* **Exercise task**
From the entries that follow, gather each line holding the word "Прогноз".

* **Dataset entries**
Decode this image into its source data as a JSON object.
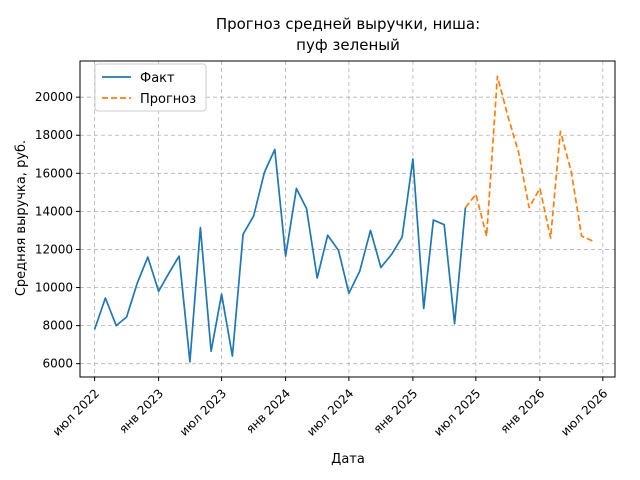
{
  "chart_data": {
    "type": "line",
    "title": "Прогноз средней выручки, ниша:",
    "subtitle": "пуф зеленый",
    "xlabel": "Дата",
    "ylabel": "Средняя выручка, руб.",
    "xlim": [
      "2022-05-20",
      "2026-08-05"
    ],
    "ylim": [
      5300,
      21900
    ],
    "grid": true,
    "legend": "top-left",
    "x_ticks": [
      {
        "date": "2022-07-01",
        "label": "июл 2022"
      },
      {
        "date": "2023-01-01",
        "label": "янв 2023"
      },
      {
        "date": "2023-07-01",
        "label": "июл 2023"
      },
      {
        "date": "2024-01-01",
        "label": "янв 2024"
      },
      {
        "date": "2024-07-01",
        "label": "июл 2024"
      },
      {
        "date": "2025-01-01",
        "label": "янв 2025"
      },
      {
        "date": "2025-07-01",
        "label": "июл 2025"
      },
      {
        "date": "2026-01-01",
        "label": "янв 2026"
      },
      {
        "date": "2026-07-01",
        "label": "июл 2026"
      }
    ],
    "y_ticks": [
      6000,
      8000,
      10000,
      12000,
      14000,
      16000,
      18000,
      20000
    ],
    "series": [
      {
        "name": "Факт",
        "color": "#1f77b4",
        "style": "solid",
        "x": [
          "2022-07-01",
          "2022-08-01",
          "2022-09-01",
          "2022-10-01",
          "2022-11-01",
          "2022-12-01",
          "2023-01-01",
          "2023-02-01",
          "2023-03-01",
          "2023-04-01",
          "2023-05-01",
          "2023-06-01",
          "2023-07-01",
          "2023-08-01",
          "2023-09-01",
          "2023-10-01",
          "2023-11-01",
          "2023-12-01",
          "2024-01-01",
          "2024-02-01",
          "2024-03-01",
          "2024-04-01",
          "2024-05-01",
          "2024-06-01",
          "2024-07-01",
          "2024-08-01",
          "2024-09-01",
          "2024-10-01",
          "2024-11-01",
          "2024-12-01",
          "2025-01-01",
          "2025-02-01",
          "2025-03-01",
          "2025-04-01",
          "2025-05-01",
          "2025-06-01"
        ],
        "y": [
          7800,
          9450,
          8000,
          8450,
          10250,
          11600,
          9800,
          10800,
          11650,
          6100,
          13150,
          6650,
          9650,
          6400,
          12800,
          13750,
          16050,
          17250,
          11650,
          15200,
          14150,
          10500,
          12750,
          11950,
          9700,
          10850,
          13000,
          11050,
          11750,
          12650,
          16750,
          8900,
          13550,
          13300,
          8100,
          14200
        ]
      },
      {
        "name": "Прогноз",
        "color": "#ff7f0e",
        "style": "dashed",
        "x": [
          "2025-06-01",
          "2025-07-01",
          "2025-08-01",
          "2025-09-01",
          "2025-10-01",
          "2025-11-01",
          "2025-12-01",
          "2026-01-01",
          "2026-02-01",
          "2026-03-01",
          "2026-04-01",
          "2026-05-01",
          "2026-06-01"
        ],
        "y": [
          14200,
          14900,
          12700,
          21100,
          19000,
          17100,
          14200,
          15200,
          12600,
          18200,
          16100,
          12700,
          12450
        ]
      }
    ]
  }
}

* **The response**
    "title": "Прогноз средней выручки, ниша:",
        "name": "Прогноз",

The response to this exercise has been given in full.